**Short task**: All of the data should be repeated exactly; pictures are not part of the copy.
_ _ _
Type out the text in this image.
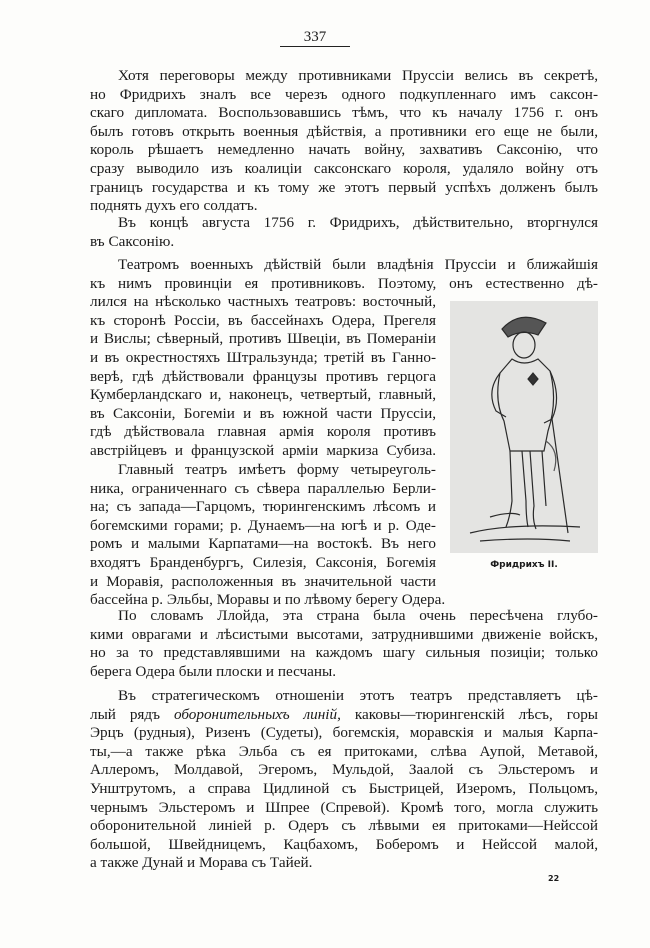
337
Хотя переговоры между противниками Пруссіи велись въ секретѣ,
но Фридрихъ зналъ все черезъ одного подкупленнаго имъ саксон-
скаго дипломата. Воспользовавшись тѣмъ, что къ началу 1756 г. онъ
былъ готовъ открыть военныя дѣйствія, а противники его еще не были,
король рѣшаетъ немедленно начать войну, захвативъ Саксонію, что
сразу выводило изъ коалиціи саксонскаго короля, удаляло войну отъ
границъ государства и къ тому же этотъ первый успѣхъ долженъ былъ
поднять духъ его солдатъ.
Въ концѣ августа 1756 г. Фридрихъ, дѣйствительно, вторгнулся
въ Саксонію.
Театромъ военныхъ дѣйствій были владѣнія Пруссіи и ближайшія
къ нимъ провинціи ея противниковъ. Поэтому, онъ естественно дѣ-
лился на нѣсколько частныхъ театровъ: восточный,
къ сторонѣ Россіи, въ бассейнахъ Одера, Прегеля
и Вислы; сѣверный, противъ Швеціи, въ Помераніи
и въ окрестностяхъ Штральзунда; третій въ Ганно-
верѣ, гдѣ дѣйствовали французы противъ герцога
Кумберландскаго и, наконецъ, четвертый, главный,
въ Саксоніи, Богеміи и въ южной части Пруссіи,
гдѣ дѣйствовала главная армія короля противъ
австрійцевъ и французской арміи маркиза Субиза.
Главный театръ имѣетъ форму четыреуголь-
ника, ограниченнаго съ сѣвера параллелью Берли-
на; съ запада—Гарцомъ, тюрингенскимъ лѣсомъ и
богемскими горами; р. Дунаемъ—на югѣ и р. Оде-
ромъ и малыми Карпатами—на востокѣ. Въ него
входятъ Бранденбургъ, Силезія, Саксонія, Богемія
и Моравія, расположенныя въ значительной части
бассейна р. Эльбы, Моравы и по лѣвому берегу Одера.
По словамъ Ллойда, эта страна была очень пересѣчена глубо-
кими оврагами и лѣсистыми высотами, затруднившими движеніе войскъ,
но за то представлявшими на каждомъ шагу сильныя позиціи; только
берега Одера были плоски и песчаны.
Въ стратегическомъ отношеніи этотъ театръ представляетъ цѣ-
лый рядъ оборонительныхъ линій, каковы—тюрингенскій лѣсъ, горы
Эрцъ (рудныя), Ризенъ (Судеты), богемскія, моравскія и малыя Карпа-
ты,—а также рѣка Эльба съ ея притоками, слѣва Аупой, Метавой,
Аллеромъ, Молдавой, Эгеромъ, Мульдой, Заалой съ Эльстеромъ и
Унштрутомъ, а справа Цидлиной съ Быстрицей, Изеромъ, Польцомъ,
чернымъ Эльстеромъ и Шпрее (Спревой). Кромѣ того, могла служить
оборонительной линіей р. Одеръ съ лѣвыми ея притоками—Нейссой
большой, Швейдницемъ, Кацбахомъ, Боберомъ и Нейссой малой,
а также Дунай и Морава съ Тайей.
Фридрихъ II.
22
_ _ _
**Solution below**:
Type out the text in this image.
337
Хотя переговоры между противниками Пруссіи велись въ секретѣ,
но Фридрихъ зналъ все черезъ одного подкупленнаго имъ саксон-
скаго дипломата. Воспользовавшись тѣмъ, что къ началу 1756 г. онъ
былъ готовъ открыть военныя дѣйствія, а противники его еще не были,
король рѣшаетъ немедленно начать войну, захвативъ Саксонію, что
сразу выводило изъ коалиціи саксонскаго короля, удаляло войну отъ
границъ государства и къ тому же этотъ первый успѣхъ долженъ былъ
поднять духъ его солдатъ.
Въ концѣ августа 1756 г. Фридрихъ, дѣйствительно, вторгнулся
въ Саксонію.
Театромъ военныхъ дѣйствій были владѣнія Пруссіи и ближайшія
къ нимъ провинціи ея противниковъ. Поэтому, онъ естественно дѣ-
лился на нѣсколько частныхъ театровъ: восточный,
къ сторонѣ Россіи, въ бассейнахъ Одера, Прегеля
и Вислы; сѣверный, противъ Швеціи, въ Помераніи
и въ окрестностяхъ Штральзунда; третій въ Ганно-
верѣ, гдѣ дѣйствовали французы противъ герцога
Кумберландскаго и, наконецъ, четвертый, главный,
въ Саксоніи, Богеміи и въ южной части Пруссіи,
гдѣ дѣйствовала главная армія короля противъ
австрійцевъ и французской арміи маркиза Субиза.
Главный театръ имѣетъ форму четыреуголь-
ника, ограниченнаго съ сѣвера параллелью Берли-
на; съ запада—Гарцомъ, тюрингенскимъ лѣсомъ и
богемскими горами; р. Дунаемъ—на югѣ и р. Оде-
ромъ и малыми Карпатами—на востокѣ. Въ него
входятъ Бранденбургъ, Силезія, Саксонія, Богемія
и Моравія, расположенныя въ значительной части
бассейна р. Эльбы, Моравы и по лѣвому берегу Одера.
По словамъ Ллойда, эта страна была очень пересѣчена глубо-
кими оврагами и лѣсистыми высотами, затруднившими движеніе войскъ,
но за то представлявшими на каждомъ шагу сильныя позиціи; только
берега Одера были плоски и песчаны.
Въ стратегическомъ отношеніи этотъ театръ представляетъ цѣ-
лый рядъ оборонительныхъ линій, каковы—тюрингенскій лѣсъ, горы
Эрцъ (рудныя), Ризенъ (Судеты), богемскія, моравскія и малыя Карпа-
ты,—а также рѣка Эльба съ ея притоками, слѣва Аупой, Метавой,
Аллеромъ, Молдавой, Эгеромъ, Мульдой, Заалой съ Эльстеромъ и
Унштрутомъ, а справа Цидлиной съ Быстрицей, Изеромъ, Польцомъ,
чернымъ Эльстеромъ и Шпрее (Спревой). Кромѣ того, могла служить
оборонительной линіей р. Одеръ съ лѣвыми ея притоками—Нейссой
большой, Швейдницемъ, Кацбахомъ, Боберомъ и Нейссой малой,
а также Дунай и Морава съ Тайей.
Фридрихъ II.
22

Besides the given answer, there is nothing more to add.